### WHAT IS REQUIRED
Write out the data below in full. Keep it exact.

### INPUT RECORDS
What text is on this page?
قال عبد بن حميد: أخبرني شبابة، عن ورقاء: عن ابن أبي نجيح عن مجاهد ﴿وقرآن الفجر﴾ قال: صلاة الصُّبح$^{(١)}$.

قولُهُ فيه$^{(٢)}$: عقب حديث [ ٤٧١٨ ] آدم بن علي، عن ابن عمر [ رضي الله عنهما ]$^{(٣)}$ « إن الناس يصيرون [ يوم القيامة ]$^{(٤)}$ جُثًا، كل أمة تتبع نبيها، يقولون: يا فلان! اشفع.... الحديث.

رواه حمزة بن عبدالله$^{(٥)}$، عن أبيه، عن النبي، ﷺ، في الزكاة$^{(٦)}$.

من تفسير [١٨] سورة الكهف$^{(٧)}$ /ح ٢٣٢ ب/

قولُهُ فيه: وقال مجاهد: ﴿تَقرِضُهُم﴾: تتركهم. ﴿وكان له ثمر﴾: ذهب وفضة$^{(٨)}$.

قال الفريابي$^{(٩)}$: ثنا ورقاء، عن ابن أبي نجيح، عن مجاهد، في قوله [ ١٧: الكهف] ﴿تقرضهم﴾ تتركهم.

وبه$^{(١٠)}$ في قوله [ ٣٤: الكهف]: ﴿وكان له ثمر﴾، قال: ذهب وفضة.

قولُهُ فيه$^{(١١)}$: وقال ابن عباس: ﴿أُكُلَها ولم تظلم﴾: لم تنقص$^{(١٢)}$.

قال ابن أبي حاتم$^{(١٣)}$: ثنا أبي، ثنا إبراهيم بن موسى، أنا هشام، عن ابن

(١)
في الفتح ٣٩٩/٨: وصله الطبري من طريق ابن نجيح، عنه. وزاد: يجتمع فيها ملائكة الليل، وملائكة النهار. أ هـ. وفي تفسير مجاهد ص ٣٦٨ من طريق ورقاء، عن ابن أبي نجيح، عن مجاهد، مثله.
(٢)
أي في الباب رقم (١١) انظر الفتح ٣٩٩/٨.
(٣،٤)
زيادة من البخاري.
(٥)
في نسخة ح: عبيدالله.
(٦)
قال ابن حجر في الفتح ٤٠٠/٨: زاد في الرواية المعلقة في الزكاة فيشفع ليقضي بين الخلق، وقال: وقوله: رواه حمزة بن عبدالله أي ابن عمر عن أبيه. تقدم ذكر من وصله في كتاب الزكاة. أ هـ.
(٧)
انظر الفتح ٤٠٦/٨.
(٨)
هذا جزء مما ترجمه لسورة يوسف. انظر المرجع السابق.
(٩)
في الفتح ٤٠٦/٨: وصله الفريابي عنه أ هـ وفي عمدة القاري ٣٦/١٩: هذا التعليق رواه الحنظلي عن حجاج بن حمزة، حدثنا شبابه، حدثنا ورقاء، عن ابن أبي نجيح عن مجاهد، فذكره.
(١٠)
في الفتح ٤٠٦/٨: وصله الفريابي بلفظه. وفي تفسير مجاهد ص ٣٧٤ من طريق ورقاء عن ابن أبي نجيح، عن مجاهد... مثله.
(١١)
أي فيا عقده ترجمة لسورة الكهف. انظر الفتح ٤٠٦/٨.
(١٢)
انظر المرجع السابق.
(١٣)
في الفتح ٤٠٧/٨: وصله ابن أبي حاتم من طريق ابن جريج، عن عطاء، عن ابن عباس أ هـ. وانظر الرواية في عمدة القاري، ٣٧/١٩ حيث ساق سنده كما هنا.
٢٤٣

### WRITTEN ANSWER
What text is on this page?
قال عبد بن حميد: أخبرني شبابة، عن ورقاء: عن ابن أبي نجيح عن مجاهد ﴿وقرآن الفجر﴾ قال: صلاة الصُّبح$^{(١)}$.

قولُهُ فيه$^{(٢)}$: عقب حديث [ ٤٧١٨ ] آدم بن علي، عن ابن عمر [ رضي الله عنهما ]$^{(٣)}$ « إن الناس يصيرون [ يوم القيامة ]$^{(٤)}$ جُثًا، كل أمة تتبع نبيها، يقولون: يا فلان! اشفع.... الحديث.

رواه حمزة بن عبدالله$^{(٥)}$، عن أبيه، عن النبي، ﷺ، في الزكاة$^{(٦)}$.

من تفسير [١٨] سورة الكهف$^{(٧)}$ /ح ٢٣٢ ب/

قولُهُ فيه: وقال مجاهد: ﴿تَقرِضُهُم﴾: تتركهم. ﴿وكان له ثمر﴾: ذهب وفضة$^{(٨)}$.

قال الفريابي$^{(٩)}$: ثنا ورقاء، عن ابن أبي نجيح، عن مجاهد، في قوله [ ١٧: الكهف] ﴿تقرضهم﴾ تتركهم.

وبه$^{(١٠)}$ في قوله [ ٣٤: الكهف]: ﴿وكان له ثمر﴾، قال: ذهب وفضة.

قولُهُ فيه$^{(١١)}$: وقال ابن عباس: ﴿أُكُلَها ولم تظلم﴾: لم تنقص$^{(١٢)}$.

قال ابن أبي حاتم$^{(١٣)}$: ثنا أبي، ثنا إبراهيم بن موسى، أنا هشام، عن ابن

(١)
في الفتح ٣٩٩/٨: وصله الطبري من طريق ابن نجيح، عنه. وزاد: يجتمع فيها ملائكة الليل، وملائكة النهار. أ هـ. وفي تفسير مجاهد ص ٣٦٨ من طريق ورقاء، عن ابن أبي نجيح، عن مجاهد، مثله.
(٢)
أي في الباب رقم (١١) انظر الفتح ٣٩٩/٨.
(٣،٤)
زيادة من البخاري.
(٥)
في نسخة ح: عبيدالله.
(٦)
قال ابن حجر في الفتح ٤٠٠/٨: زاد في الرواية المعلقة في الزكاة فيشفع ليقضي بين الخلق، وقال: وقوله: رواه حمزة بن عبدالله أي ابن عمر عن أبيه. تقدم ذكر من وصله في كتاب الزكاة. أ هـ.
(٧)
انظر الفتح ٤٠٦/٨.
(٨)
هذا جزء مما ترجمه لسورة يوسف. انظر المرجع السابق.
(٩)
في الفتح ٤٠٦/٨: وصله الفريابي عنه أ هـ وفي عمدة القاري ٣٦/١٩: هذا التعليق رواه الحنظلي عن حجاج بن حمزة، حدثنا شبابه، حدثنا ورقاء، عن ابن أبي نجيح عن مجاهد، فذكره.
(١٠)
في الفتح ٤٠٦/٨: وصله الفريابي بلفظه. وفي تفسير مجاهد ص ٣٧٤ من طريق ورقاء عن ابن أبي نجيح، عن مجاهد... مثله.
(١١)
أي فيا عقده ترجمة لسورة الكهف. انظر الفتح ٤٠٦/٨.
(١٢)
انظر المرجع السابق.
(١٣)
في الفتح ٤٠٧/٨: وصله ابن أبي حاتم من طريق ابن جريج، عن عطاء، عن ابن عباس أ هـ. وانظر الرواية في عمدة القاري، ٣٧/١٩ حيث ساق سنده كما هنا.
٢٤٣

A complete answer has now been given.